## [Data to use]
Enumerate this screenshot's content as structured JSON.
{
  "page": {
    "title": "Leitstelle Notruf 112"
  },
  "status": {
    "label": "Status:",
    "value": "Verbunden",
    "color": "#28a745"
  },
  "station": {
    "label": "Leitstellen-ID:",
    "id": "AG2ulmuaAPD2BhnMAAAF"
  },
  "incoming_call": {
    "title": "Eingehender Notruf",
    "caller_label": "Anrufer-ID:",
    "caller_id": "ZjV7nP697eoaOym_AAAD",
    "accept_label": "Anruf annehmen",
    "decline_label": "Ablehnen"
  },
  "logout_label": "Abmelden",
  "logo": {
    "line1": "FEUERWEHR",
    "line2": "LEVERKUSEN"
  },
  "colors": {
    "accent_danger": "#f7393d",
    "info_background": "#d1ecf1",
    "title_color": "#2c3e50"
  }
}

## [Prompt]
Extract all the entries word for word.

## [Result of the task]
Enumerate this screenshot's content as structured JSON.
{
  "page": {
    "title": "Leitstelle Notruf 112"
  },
  "status": {
    "label": "Status:",
    "value": "Verbunden",
    "color": "#28a745"
  },
  "station": {
    "label": "Leitstellen-ID:",
    "id": "AG2ulmuaAPD2BhnMAAAF"
  },
  "incoming_call": {
    "title": "Eingehender Notruf",
    "caller_label": "Anrufer-ID:",
    "caller_id": "ZjV7nP697eoaOym_AAAD",
    "accept_label": "Anruf annehmen",
    "decline_label": "Ablehnen"
  },
  "logout_label": "Abmelden",
  "logo": {
    "line1": "FEUERWEHR",
    "line2": "LEVERKUSEN"
  },
  "colors": {
    "accent_danger": "#f7393d",
    "info_background": "#d1ecf1",
    "title_color": "#2c3e50"
  }
}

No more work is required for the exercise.